Selected excerpt
- Opening Delimiter -
RCTs involving ECT face a number of methodological challenges. One difficulty in the assessment and analysis of ECT trials is the lack of a defined number of treatments making up a course of ECT. Some patients respond very rapidly and need only a few treatments, others require prolonged courses. In addition it is not uncommon for individual treatments in a course to be missed due to patient or timetabling factors. Unlike drug treatments, ECT is not normally continued past the point of clinical remission, so that assigning a particular time period, or number of ECTs, for an end of treatment assessment is problematic. The solution adopted in this study is to make the primary assessment point after 4 ECT treatments received. Clinical experience suggests that most patients receive at least 4 treatments (unless they drop out due to adverse effects); at this point cognitive effects of ECT are apparent [58] and most patients will have shown some, if not full, improvement. An effect of ketamine in reducing cognitive impairment, and increasing antidepressant effect, should be detectable at this time point. Secondary time point assessment will attempt to capture the effects at end of ECT and in follow up. The assessment of the cognitive impact of ECT is also challenging as cognitive impairments rapidly improve in the period of time following the last ECT treatment [10]. This means that there is a relatively narrow window of opportunity to assess any cognitive changes. Having the primary endpoint during the course of ECT is helpful in this regard as it constrains the window of assessment to 1-3 days after a treatment.
- Closing Delimiter -
Page layout parsing data:
- Opening Delimiter -
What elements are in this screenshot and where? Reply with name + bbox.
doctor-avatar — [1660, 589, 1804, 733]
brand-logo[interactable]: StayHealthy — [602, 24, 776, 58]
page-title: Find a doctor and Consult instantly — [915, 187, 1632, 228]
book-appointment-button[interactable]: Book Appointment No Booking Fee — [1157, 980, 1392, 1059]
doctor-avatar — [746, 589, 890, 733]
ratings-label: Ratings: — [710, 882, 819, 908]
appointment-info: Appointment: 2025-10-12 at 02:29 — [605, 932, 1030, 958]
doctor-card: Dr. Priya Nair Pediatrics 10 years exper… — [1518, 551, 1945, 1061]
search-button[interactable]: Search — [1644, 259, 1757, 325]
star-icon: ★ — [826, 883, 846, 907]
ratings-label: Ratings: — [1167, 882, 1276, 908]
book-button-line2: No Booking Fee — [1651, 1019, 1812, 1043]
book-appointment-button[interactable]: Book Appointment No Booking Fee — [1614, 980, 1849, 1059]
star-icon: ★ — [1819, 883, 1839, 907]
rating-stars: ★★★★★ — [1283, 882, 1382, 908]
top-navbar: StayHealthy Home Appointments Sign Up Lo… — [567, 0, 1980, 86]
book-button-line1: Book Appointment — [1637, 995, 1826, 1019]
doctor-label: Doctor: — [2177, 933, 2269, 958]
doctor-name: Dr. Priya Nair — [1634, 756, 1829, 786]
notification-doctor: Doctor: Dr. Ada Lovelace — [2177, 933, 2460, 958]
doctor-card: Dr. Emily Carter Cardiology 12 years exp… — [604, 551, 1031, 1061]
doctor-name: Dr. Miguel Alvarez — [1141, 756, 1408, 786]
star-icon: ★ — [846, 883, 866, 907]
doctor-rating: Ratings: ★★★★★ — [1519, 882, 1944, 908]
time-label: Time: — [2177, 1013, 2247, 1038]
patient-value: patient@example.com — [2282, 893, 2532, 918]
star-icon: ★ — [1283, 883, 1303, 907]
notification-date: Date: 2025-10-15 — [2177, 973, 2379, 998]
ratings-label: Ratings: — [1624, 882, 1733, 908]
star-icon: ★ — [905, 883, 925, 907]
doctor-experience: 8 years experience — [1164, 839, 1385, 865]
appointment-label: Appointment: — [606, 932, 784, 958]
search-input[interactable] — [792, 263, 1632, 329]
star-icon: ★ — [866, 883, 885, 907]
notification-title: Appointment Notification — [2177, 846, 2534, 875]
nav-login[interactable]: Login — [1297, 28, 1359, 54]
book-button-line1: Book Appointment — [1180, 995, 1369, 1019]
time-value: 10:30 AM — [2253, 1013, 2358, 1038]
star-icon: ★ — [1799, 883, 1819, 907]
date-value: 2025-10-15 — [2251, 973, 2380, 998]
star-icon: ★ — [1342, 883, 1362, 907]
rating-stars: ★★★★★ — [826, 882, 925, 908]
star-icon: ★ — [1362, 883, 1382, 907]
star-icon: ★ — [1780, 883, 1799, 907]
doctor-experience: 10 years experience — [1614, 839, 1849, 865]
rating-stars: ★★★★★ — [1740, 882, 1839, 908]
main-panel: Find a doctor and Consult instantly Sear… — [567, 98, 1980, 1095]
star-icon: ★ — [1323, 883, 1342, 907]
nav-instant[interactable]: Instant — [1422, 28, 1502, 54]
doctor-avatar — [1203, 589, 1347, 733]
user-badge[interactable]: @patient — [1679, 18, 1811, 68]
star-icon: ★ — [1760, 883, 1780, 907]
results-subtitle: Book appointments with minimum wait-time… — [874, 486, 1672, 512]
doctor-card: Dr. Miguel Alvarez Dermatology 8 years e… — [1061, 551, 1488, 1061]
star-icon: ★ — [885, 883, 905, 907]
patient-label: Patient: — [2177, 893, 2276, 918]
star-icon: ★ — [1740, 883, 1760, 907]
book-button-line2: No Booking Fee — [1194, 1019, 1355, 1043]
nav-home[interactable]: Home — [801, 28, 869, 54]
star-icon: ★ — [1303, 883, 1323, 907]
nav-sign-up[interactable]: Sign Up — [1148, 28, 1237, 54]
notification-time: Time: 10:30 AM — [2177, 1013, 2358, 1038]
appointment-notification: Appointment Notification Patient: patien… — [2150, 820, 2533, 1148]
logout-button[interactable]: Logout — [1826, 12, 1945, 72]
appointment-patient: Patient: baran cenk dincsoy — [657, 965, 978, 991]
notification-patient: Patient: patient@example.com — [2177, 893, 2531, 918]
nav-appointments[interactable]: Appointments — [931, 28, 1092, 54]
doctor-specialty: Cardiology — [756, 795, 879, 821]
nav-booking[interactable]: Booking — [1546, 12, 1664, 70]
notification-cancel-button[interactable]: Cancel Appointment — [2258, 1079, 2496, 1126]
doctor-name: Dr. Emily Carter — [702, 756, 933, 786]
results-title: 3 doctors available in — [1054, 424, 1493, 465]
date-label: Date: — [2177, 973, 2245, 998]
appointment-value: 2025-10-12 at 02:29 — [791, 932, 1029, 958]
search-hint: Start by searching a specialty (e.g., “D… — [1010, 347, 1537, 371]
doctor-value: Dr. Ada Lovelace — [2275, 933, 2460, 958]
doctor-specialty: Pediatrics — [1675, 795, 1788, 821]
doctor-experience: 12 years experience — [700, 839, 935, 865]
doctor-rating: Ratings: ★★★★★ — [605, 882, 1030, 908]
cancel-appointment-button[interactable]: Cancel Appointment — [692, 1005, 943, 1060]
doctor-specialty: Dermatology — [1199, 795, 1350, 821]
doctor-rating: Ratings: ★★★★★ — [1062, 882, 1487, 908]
- Closing Delimiter -
Activity A
Answer these questions from the passage on ECT trials:
(i) After how many ECT treatments received is the primary assessment made?
(ii) What happens to cognitive impairments in the period following the last ECT treatment?
(iii) To what window does the primary endpoint constrain the assessment?
Activity B
Write the next part of the passage on ECT trials, continuing from its last sentence.
These rows are separate material and are not part of the passage on ECT trials.

Answer space A
(i) After 4 ECT treatments received.
(ii) They rapidly improve.
(iii) To 1-3 days after a treatment.

Answer space B
From the outset, recruitment to the study was anticipated to be challenging due to the narrow recruitment window between the decision to have ECT and the first treatment. In practice recruitment was further reduced by two additional factors. First, the number of patients receiving ECT has been decreasing so that the need to ensure a large enough pool from which to recruit has meant involving a large number of Trusts and ECT suites, each with their own procedural and governance requirements. Additionally, during set-up and the study itself, three ECT suites have closed due to NHS Trust reorganisations, requiring the identification of new sites. The delayed initiation of these new sites reduced capacity and available time to reach full recruitment. Second, the decrease in ECT prescribing has been combined with a trend to treat, on average, more severely ill patients, a higher proportion of whom than expected are ineligible for the study due to detention under the Mental Health Act or lack of capacity to consent. This has restricted our rate of recruitment, nevertheless, the revised recruitment target will still provide power to identify a clinically important effect size on a key cognitive measure, anterograde verbal memory measured by the HVLT-R.

With regard to the mechanistic studies, recruitment has been especially difficult because the clinical sites are more geographically scattered than originally planned, severely limiting the numbers of patients sufficiently close to the two imaging centres for MR imaging. It has raised practical difficulties in transporting the optical imaging equipment for the fNIRS assessments and in being able to do the testing before the first ECT session. In addition the severity of illness of the patients has meant that many are reluctant to undergo additional testing above the neuropsychological and efficacy assessments. This has meant having to discontinue the MR imaging and to severely curtail the recruitment numbers for fNIRS. Nevertheless we will be able to assess the feasibility and usefulness of fNIRS in this population in assessing depression and measuring and predicting the effects of ECT treatment, although the power to detect effects of ketamine augmentation will be very low.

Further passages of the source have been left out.